[Aim] Render the material again word for word, skipping the pictures in it.

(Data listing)
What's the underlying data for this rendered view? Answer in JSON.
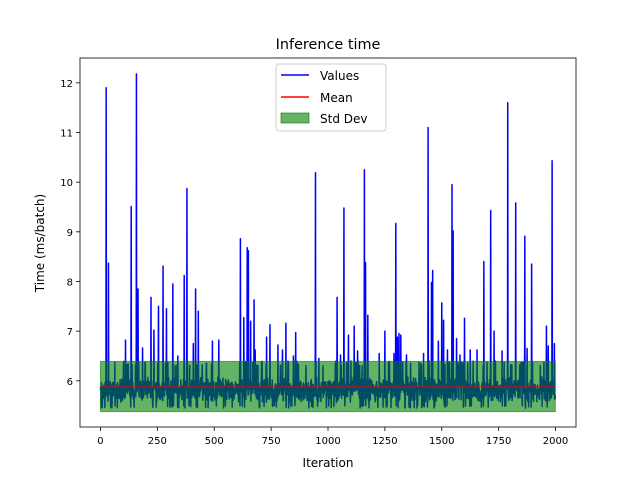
{
  "chart_data": {
    "type": "line",
    "title": "Inference time",
    "xlabel": "Iteration",
    "ylabel": "Time (ms/batch)",
    "xlim": [
      -90,
      2090
    ],
    "ylim": [
      5.07,
      12.5
    ],
    "xticks": [
      0,
      250,
      500,
      750,
      1000,
      1250,
      1500,
      1750,
      2000
    ],
    "yticks": [
      6,
      7,
      8,
      9,
      10,
      11,
      12
    ],
    "grid": false,
    "legend_position": "top-center",
    "n_points": 2000,
    "baseline_value": 5.82,
    "baseline_range": [
      5.45,
      6.35
    ],
    "spikes": [
      {
        "x": 25,
        "y": 11.9
      },
      {
        "x": 35,
        "y": 8.37
      },
      {
        "x": 110,
        "y": 6.82
      },
      {
        "x": 135,
        "y": 9.51
      },
      {
        "x": 158,
        "y": 12.18
      },
      {
        "x": 165,
        "y": 7.85
      },
      {
        "x": 185,
        "y": 6.66
      },
      {
        "x": 222,
        "y": 7.68
      },
      {
        "x": 235,
        "y": 7.02
      },
      {
        "x": 255,
        "y": 7.5
      },
      {
        "x": 275,
        "y": 8.31
      },
      {
        "x": 290,
        "y": 7.45
      },
      {
        "x": 318,
        "y": 7.95
      },
      {
        "x": 340,
        "y": 6.5
      },
      {
        "x": 368,
        "y": 8.12
      },
      {
        "x": 380,
        "y": 9.87
      },
      {
        "x": 408,
        "y": 6.75
      },
      {
        "x": 418,
        "y": 7.85
      },
      {
        "x": 430,
        "y": 7.4
      },
      {
        "x": 465,
        "y": 6.35
      },
      {
        "x": 492,
        "y": 6.8
      },
      {
        "x": 520,
        "y": 6.82
      },
      {
        "x": 615,
        "y": 8.86
      },
      {
        "x": 630,
        "y": 7.27
      },
      {
        "x": 645,
        "y": 8.68
      },
      {
        "x": 650,
        "y": 8.62
      },
      {
        "x": 660,
        "y": 7.2
      },
      {
        "x": 675,
        "y": 7.63
      },
      {
        "x": 680,
        "y": 6.62
      },
      {
        "x": 730,
        "y": 6.88
      },
      {
        "x": 745,
        "y": 7.13
      },
      {
        "x": 780,
        "y": 6.72
      },
      {
        "x": 800,
        "y": 6.62
      },
      {
        "x": 815,
        "y": 7.16
      },
      {
        "x": 848,
        "y": 6.5
      },
      {
        "x": 858,
        "y": 6.97
      },
      {
        "x": 945,
        "y": 10.19
      },
      {
        "x": 960,
        "y": 6.45
      },
      {
        "x": 1040,
        "y": 7.68
      },
      {
        "x": 1055,
        "y": 6.52
      },
      {
        "x": 1070,
        "y": 9.48
      },
      {
        "x": 1090,
        "y": 6.92
      },
      {
        "x": 1115,
        "y": 7.1
      },
      {
        "x": 1130,
        "y": 6.6
      },
      {
        "x": 1160,
        "y": 10.25
      },
      {
        "x": 1165,
        "y": 8.38
      },
      {
        "x": 1175,
        "y": 7.32
      },
      {
        "x": 1225,
        "y": 6.55
      },
      {
        "x": 1250,
        "y": 7.0
      },
      {
        "x": 1290,
        "y": 6.55
      },
      {
        "x": 1298,
        "y": 9.17
      },
      {
        "x": 1305,
        "y": 6.88
      },
      {
        "x": 1312,
        "y": 6.95
      },
      {
        "x": 1320,
        "y": 6.92
      },
      {
        "x": 1345,
        "y": 6.52
      },
      {
        "x": 1420,
        "y": 6.55
      },
      {
        "x": 1440,
        "y": 11.1
      },
      {
        "x": 1455,
        "y": 7.98
      },
      {
        "x": 1460,
        "y": 8.22
      },
      {
        "x": 1485,
        "y": 6.8
      },
      {
        "x": 1500,
        "y": 7.57
      },
      {
        "x": 1508,
        "y": 7.22
      },
      {
        "x": 1525,
        "y": 6.62
      },
      {
        "x": 1545,
        "y": 9.95
      },
      {
        "x": 1550,
        "y": 9.02
      },
      {
        "x": 1565,
        "y": 6.85
      },
      {
        "x": 1580,
        "y": 6.52
      },
      {
        "x": 1600,
        "y": 7.26
      },
      {
        "x": 1625,
        "y": 6.62
      },
      {
        "x": 1655,
        "y": 6.62
      },
      {
        "x": 1685,
        "y": 8.4
      },
      {
        "x": 1715,
        "y": 9.43
      },
      {
        "x": 1730,
        "y": 7.0
      },
      {
        "x": 1765,
        "y": 6.6
      },
      {
        "x": 1790,
        "y": 11.6
      },
      {
        "x": 1825,
        "y": 9.58
      },
      {
        "x": 1865,
        "y": 8.91
      },
      {
        "x": 1875,
        "y": 6.65
      },
      {
        "x": 1895,
        "y": 8.35
      },
      {
        "x": 1960,
        "y": 7.1
      },
      {
        "x": 1968,
        "y": 6.7
      },
      {
        "x": 1985,
        "y": 10.43
      },
      {
        "x": 1995,
        "y": 6.75
      }
    ],
    "series": [
      {
        "name": "Values",
        "color": "#0000ff",
        "type": "line"
      },
      {
        "name": "Mean",
        "color": "#ff0000",
        "type": "hline",
        "value": 5.88
      },
      {
        "name": "Std Dev",
        "color": "#008000",
        "type": "band",
        "lower": 5.38,
        "upper": 6.39,
        "alpha": 0.6
      }
    ]
  }
}
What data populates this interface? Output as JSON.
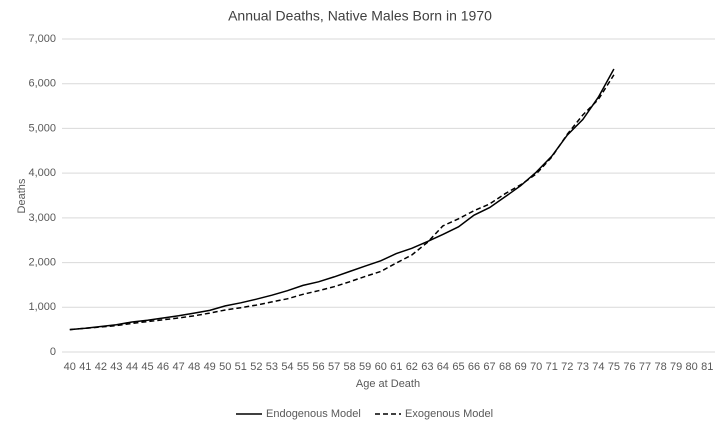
{
  "chart_data": {
    "type": "line",
    "title": "Annual Deaths, Native Males Born in 1970",
    "x_label": "Age at Death",
    "y_label": "Deaths",
    "categories": [
      "40",
      "41",
      "42",
      "43",
      "44",
      "45",
      "46",
      "47",
      "48",
      "49",
      "50",
      "51",
      "52",
      "53",
      "54",
      "55",
      "56",
      "57",
      "58",
      "59",
      "60",
      "61",
      "62",
      "63",
      "64",
      "65",
      "66",
      "67",
      "68",
      "69",
      "70",
      "71",
      "72",
      "73",
      "74",
      "75",
      "76",
      "77",
      "78",
      "79",
      "80",
      "81"
    ],
    "series": [
      {
        "name": "Endogenous Model",
        "color": "#000000",
        "dash": "solid",
        "values": [
          500,
          530,
          570,
          610,
          670,
          710,
          760,
          810,
          870,
          930,
          1030,
          1100,
          1180,
          1270,
          1370,
          1490,
          1570,
          1680,
          1800,
          1920,
          2040,
          2200,
          2320,
          2470,
          2630,
          2800,
          3060,
          3230,
          3470,
          3720,
          4020,
          4380,
          4850,
          5200,
          5700,
          6330,
          null,
          null,
          null,
          null,
          null,
          null
        ]
      },
      {
        "name": "Exogenous Model",
        "color": "#000000",
        "dash": "dashed",
        "values": [
          500,
          530,
          560,
          590,
          640,
          680,
          720,
          760,
          810,
          870,
          940,
          990,
          1050,
          1120,
          1190,
          1290,
          1370,
          1460,
          1570,
          1690,
          1800,
          1990,
          2170,
          2450,
          2820,
          2980,
          3160,
          3310,
          3540,
          3740,
          3980,
          4360,
          4870,
          5300,
          5650,
          6200,
          null,
          null,
          null,
          null,
          null,
          null
        ]
      }
    ],
    "ylim": [
      0,
      7000
    ],
    "yticks": [
      0,
      {
        "value": 1000,
        "label": "1,000"
      },
      {
        "value": 2000,
        "label": "2,000"
      },
      {
        "value": 3000,
        "label": "3,000"
      },
      {
        "value": 4000,
        "label": "4,000"
      },
      {
        "value": 5000,
        "label": "5,000"
      },
      {
        "value": 6000,
        "label": "6,000"
      },
      {
        "value": 7000,
        "label": "7,000"
      }
    ],
    "grid": true,
    "legend": "bottom"
  }
}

[Reply]
What's the underlying data for this rendered view? Answer in JSON.
{
  "chart_data": {
    "type": "line",
    "title": "Inference time",
    "xlabel": "Iteration",
    "ylabel": "Time (ms/batch)",
    "xlim": [
      -90,
      2090
    ],
    "ylim": [
      5.07,
      12.5
    ],
    "xticks": [
      0,
      250,
      500,
      750,
      1000,
      1250,
      1500,
      1750,
      2000
    ],
    "yticks": [
      6,
      7,
      8,
      9,
      10,
      11,
      12
    ],
    "grid": false,
    "legend_position": "top-center",
    "n_points": 2000,
    "baseline_value": 5.82,
    "baseline_range": [
      5.45,
      6.35
    ],
    "spikes": [
      {
        "x": 25,
        "y": 11.9
      },
      {
        "x": 35,
        "y": 8.37
      },
      {
        "x": 110,
        "y": 6.82
      },
      {
        "x": 135,
        "y": 9.51
      },
      {
        "x": 158,
        "y": 12.18
      },
      {
        "x": 165,
        "y": 7.85
      },
      {
        "x": 185,
        "y": 6.66
      },
      {
        "x": 222,
        "y": 7.68
      },
      {
        "x": 235,
        "y": 7.02
      },
      {
        "x": 255,
        "y": 7.5
      },
      {
        "x": 275,
        "y": 8.31
      },
      {
        "x": 290,
        "y": 7.45
      },
      {
        "x": 318,
        "y": 7.95
      },
      {
        "x": 340,
        "y": 6.5
      },
      {
        "x": 368,
        "y": 8.12
      },
      {
        "x": 380,
        "y": 9.87
      },
      {
        "x": 408,
        "y": 6.75
      },
      {
        "x": 418,
        "y": 7.85
      },
      {
        "x": 430,
        "y": 7.4
      },
      {
        "x": 465,
        "y": 6.35
      },
      {
        "x": 492,
        "y": 6.8
      },
      {
        "x": 520,
        "y": 6.82
      },
      {
        "x": 615,
        "y": 8.86
      },
      {
        "x": 630,
        "y": 7.27
      },
      {
        "x": 645,
        "y": 8.68
      },
      {
        "x": 650,
        "y": 8.62
      },
      {
        "x": 660,
        "y": 7.2
      },
      {
        "x": 675,
        "y": 7.63
      },
      {
        "x": 680,
        "y": 6.62
      },
      {
        "x": 730,
        "y": 6.88
      },
      {
        "x": 745,
        "y": 7.13
      },
      {
        "x": 780,
        "y": 6.72
      },
      {
        "x": 800,
        "y": 6.62
      },
      {
        "x": 815,
        "y": 7.16
      },
      {
        "x": 848,
        "y": 6.5
      },
      {
        "x": 858,
        "y": 6.97
      },
      {
        "x": 945,
        "y": 10.19
      },
      {
        "x": 960,
        "y": 6.45
      },
      {
        "x": 1040,
        "y": 7.68
      },
      {
        "x": 1055,
        "y": 6.52
      },
      {
        "x": 1070,
        "y": 9.48
      },
      {
        "x": 1090,
        "y": 6.92
      },
      {
        "x": 1115,
        "y": 7.1
      },
      {
        "x": 1130,
        "y": 6.6
      },
      {
        "x": 1160,
        "y": 10.25
      },
      {
        "x": 1165,
        "y": 8.38
      },
      {
        "x": 1175,
        "y": 7.32
      },
      {
        "x": 1225,
        "y": 6.55
      },
      {
        "x": 1250,
        "y": 7.0
      },
      {
        "x": 1290,
        "y": 6.55
      },
      {
        "x": 1298,
        "y": 9.17
      },
      {
        "x": 1305,
        "y": 6.88
      },
      {
        "x": 1312,
        "y": 6.95
      },
      {
        "x": 1320,
        "y": 6.92
      },
      {
        "x": 1345,
        "y": 6.52
      },
      {
        "x": 1420,
        "y": 6.55
      },
      {
        "x": 1440,
        "y": 11.1
      },
      {
        "x": 1455,
        "y": 7.98
      },
      {
        "x": 1460,
        "y": 8.22
      },
      {
        "x": 1485,
        "y": 6.8
      },
      {
        "x": 1500,
        "y": 7.57
      },
      {
        "x": 1508,
        "y": 7.22
      },
      {
        "x": 1525,
        "y": 6.62
      },
      {
        "x": 1545,
        "y": 9.95
      },
      {
        "x": 1550,
        "y": 9.02
      },
      {
        "x": 1565,
        "y": 6.85
      },
      {
        "x": 1580,
        "y": 6.52
      },
      {
        "x": 1600,
        "y": 7.26
      },
      {
        "x": 1625,
        "y": 6.62
      },
      {
        "x": 1655,
        "y": 6.62
      },
      {
        "x": 1685,
        "y": 8.4
      },
      {
        "x": 1715,
        "y": 9.43
      },
      {
        "x": 1730,
        "y": 7.0
      },
      {
        "x": 1765,
        "y": 6.6
      },
      {
        "x": 1790,
        "y": 11.6
      },
      {
        "x": 1825,
        "y": 9.58
      },
      {
        "x": 1865,
        "y": 8.91
      },
      {
        "x": 1875,
        "y": 6.65
      },
      {
        "x": 1895,
        "y": 8.35
      },
      {
        "x": 1960,
        "y": 7.1
      },
      {
        "x": 1968,
        "y": 6.7
      },
      {
        "x": 1985,
        "y": 10.43
      },
      {
        "x": 1995,
        "y": 6.75
      }
    ],
    "series": [
      {
        "name": "Values",
        "color": "#0000ff",
        "type": "line"
      },
      {
        "name": "Mean",
        "color": "#ff0000",
        "type": "hline",
        "value": 5.88
      },
      {
        "name": "Std Dev",
        "color": "#008000",
        "type": "band",
        "lower": 5.38,
        "upper": 6.39,
        "alpha": 0.6
      }
    ]
  }
}
What data populates this interface? Output as JSON.
{
  "chart_data": {
    "type": "line",
    "title": "Annual Deaths, Native Males Born in 1970",
    "x_label": "Age at Death",
    "y_label": "Deaths",
    "categories": [
      "40",
      "41",
      "42",
      "43",
      "44",
      "45",
      "46",
      "47",
      "48",
      "49",
      "50",
      "51",
      "52",
      "53",
      "54",
      "55",
      "56",
      "57",
      "58",
      "59",
      "60",
      "61",
      "62",
      "63",
      "64",
      "65",
      "66",
      "67",
      "68",
      "69",
      "70",
      "71",
      "72",
      "73",
      "74",
      "75",
      "76",
      "77",
      "78",
      "79",
      "80",
      "81"
    ],
    "series": [
      {
        "name": "Endogenous Model",
        "color": "#000000",
        "dash": "solid",
        "values": [
          500,
          530,
          570,
          610,
          670,
          710,
          760,
          810,
          870,
          930,
          1030,
          1100,
          1180,
          1270,
          1370,
          1490,
          1570,
          1680,
          1800,
          1920,
          2040,
          2200,
          2320,
          2470,
          2630,
          2800,
          3060,
          3230,
          3470,
          3720,
          4020,
          4380,
          4850,
          5200,
          5700,
          6330,
          null,
          null,
          null,
          null,
          null,
          null
        ]
      },
      {
        "name": "Exogenous Model",
        "color": "#000000",
        "dash": "dashed",
        "values": [
          500,
          530,
          560,
          590,
          640,
          680,
          720,
          760,
          810,
          870,
          940,
          990,
          1050,
          1120,
          1190,
          1290,
          1370,
          1460,
          1570,
          1690,
          1800,
          1990,
          2170,
          2450,
          2820,
          2980,
          3160,
          3310,
          3540,
          3740,
          3980,
          4360,
          4870,
          5300,
          5650,
          6200,
          null,
          null,
          null,
          null,
          null,
          null
        ]
      }
    ],
    "ylim": [
      0,
      7000
    ],
    "yticks": [
      0,
      {
        "value": 1000,
        "label": "1,000"
      },
      {
        "value": 2000,
        "label": "2,000"
      },
      {
        "value": 3000,
        "label": "3,000"
      },
      {
        "value": 4000,
        "label": "4,000"
      },
      {
        "value": 5000,
        "label": "5,000"
      },
      {
        "value": 6000,
        "label": "6,000"
      },
      {
        "value": 7000,
        "label": "7,000"
      }
    ],
    "grid": true,
    "legend": "bottom"
  }
}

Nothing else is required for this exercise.